▸ **What to do**
Copy each line that holds "this".
——————————
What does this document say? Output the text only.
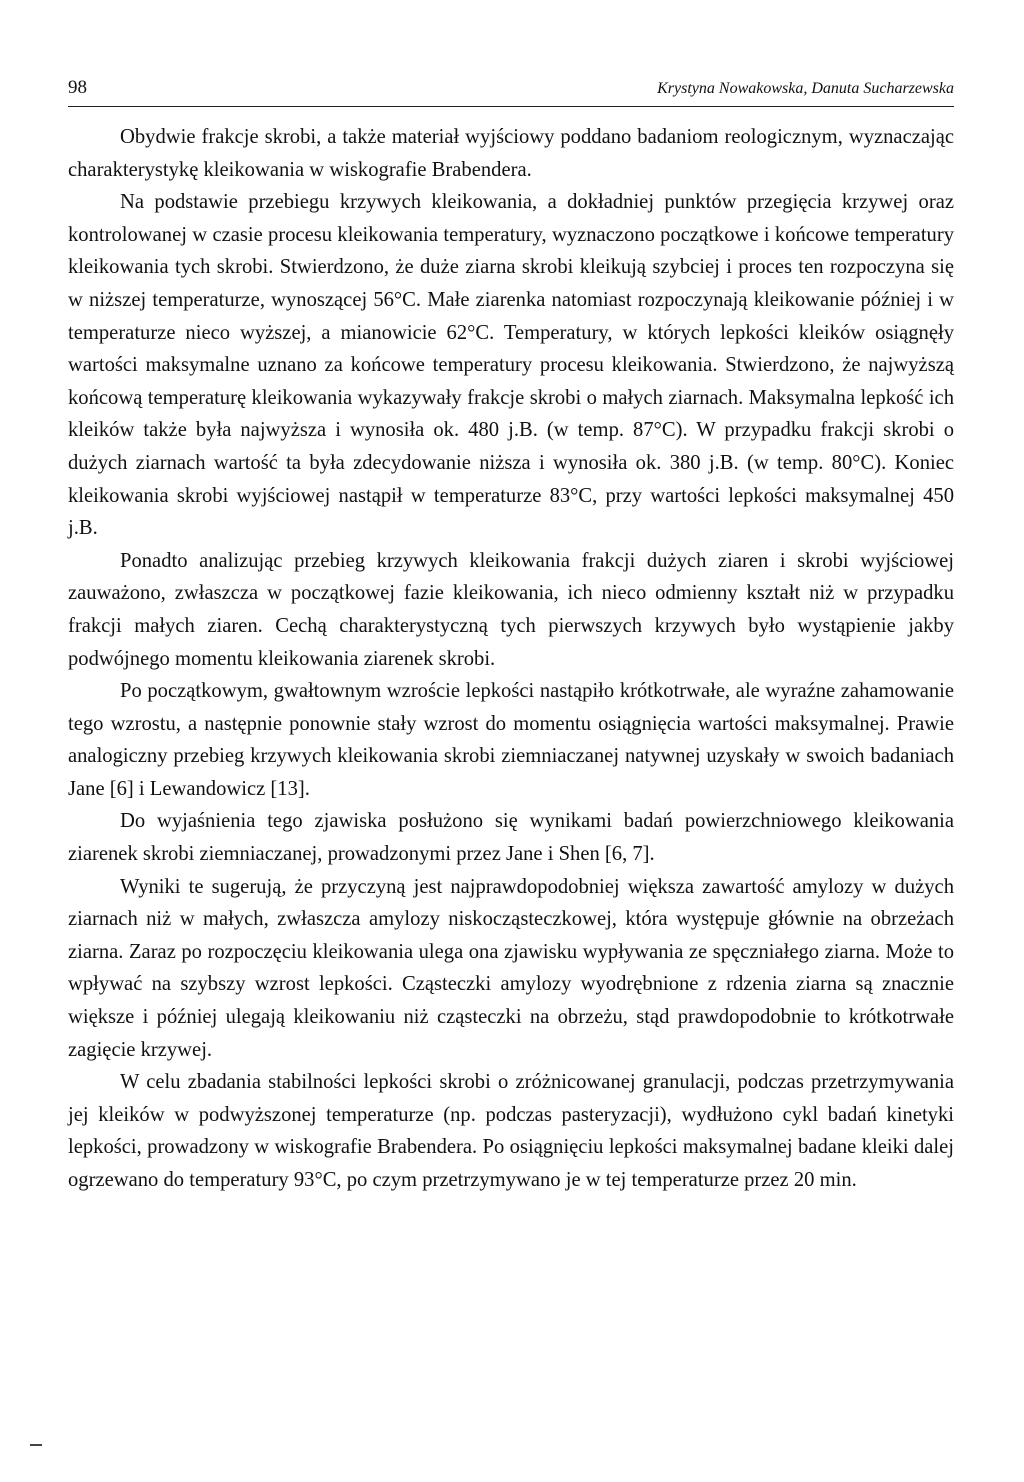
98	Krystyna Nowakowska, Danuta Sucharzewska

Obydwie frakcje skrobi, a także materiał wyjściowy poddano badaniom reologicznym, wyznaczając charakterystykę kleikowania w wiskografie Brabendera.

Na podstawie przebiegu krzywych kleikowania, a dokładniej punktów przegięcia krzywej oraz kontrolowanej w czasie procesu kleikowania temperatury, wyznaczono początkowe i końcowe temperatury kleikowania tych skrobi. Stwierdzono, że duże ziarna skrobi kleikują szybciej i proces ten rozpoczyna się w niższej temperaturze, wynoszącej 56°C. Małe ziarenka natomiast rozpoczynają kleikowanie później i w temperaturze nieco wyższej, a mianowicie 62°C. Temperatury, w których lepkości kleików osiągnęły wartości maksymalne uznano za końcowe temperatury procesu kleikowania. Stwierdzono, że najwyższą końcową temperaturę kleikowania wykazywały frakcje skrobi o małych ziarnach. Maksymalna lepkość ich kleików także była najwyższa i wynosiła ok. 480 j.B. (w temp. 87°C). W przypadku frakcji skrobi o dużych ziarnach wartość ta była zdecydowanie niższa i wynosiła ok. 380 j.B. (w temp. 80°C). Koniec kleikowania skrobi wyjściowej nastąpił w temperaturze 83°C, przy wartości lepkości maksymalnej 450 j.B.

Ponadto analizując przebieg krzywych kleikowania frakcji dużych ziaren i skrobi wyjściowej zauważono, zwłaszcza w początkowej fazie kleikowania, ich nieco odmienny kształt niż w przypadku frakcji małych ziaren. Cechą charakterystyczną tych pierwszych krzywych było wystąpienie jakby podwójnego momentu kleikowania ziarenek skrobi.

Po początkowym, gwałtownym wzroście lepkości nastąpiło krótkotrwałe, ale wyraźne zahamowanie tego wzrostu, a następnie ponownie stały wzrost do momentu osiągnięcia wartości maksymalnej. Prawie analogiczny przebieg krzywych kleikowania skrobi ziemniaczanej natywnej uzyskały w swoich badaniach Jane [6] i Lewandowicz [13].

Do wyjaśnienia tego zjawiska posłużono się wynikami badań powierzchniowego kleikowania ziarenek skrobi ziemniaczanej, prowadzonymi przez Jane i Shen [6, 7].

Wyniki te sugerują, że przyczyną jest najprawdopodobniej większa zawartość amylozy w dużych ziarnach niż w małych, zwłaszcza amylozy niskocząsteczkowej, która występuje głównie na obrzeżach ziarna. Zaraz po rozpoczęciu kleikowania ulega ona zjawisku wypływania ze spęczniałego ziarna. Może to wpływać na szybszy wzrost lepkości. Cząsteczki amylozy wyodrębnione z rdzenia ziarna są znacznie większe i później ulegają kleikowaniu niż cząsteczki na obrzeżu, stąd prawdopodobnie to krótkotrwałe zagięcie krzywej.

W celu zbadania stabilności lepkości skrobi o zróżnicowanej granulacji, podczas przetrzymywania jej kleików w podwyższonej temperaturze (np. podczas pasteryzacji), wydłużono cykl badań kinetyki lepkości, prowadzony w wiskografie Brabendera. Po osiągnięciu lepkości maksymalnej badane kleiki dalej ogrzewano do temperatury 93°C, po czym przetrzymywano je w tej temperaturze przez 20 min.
——————————
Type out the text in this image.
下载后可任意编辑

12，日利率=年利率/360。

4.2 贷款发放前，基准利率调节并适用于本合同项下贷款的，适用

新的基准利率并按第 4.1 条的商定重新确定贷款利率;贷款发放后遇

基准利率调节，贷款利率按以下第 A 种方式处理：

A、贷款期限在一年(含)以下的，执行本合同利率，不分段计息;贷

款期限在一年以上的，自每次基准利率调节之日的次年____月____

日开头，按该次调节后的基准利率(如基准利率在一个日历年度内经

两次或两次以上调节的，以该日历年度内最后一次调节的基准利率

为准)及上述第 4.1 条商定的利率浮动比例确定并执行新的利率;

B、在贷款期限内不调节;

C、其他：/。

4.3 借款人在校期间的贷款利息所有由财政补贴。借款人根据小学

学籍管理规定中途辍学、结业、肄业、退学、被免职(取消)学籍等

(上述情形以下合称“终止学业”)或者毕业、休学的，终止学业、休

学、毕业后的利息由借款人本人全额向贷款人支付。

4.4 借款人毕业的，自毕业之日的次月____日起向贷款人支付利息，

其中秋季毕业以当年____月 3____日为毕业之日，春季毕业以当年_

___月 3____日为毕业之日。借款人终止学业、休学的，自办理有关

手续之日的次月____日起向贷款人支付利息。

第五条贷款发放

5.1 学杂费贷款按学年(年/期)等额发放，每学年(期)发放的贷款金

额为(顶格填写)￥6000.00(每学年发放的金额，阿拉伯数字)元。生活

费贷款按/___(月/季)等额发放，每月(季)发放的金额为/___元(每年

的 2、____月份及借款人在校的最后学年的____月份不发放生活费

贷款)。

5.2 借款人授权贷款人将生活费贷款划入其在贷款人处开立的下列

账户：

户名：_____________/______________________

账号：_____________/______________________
——————————
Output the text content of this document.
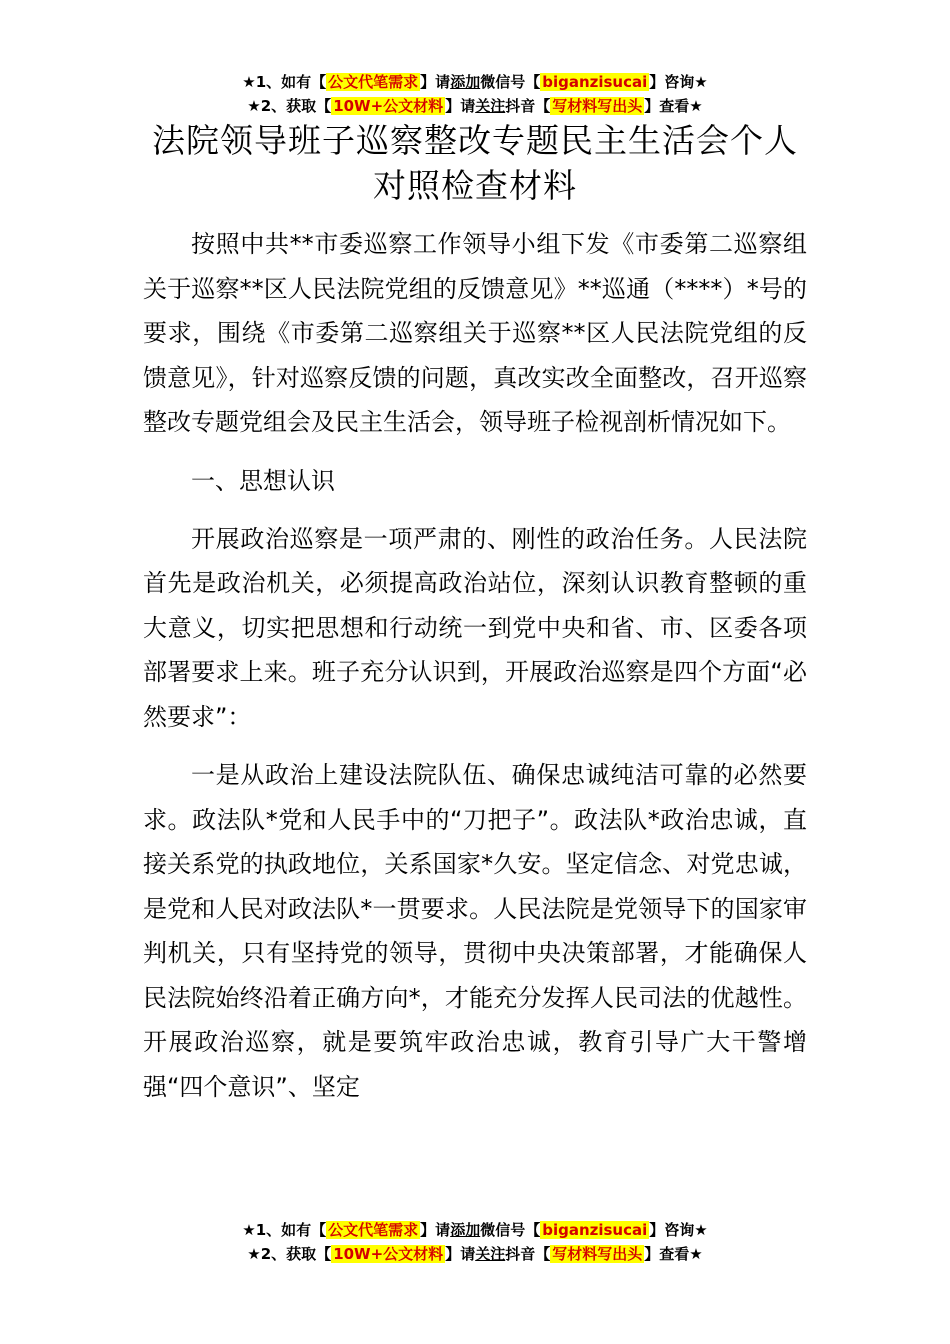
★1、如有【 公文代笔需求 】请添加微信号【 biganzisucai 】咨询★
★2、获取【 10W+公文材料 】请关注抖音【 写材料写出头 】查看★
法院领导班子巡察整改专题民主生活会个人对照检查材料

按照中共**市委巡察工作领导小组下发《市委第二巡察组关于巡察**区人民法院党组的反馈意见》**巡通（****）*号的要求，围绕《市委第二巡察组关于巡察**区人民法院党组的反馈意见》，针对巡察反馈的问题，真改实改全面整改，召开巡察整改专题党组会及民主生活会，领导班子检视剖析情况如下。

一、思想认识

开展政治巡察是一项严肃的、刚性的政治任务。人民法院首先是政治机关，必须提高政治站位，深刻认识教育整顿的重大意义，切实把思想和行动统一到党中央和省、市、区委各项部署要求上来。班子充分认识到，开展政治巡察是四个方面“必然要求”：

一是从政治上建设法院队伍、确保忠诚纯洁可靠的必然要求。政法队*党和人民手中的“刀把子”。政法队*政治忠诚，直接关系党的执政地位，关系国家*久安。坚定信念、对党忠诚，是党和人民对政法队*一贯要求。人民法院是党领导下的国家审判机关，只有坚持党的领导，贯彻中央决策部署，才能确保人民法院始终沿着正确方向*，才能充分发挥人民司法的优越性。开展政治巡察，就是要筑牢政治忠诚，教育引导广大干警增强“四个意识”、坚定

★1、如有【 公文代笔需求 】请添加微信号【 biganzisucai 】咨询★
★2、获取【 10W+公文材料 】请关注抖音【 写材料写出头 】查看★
——————————
▸ **Expected answer**
What does this document say? Output the text only.
Type out the text in this image.
Output the text content of this document.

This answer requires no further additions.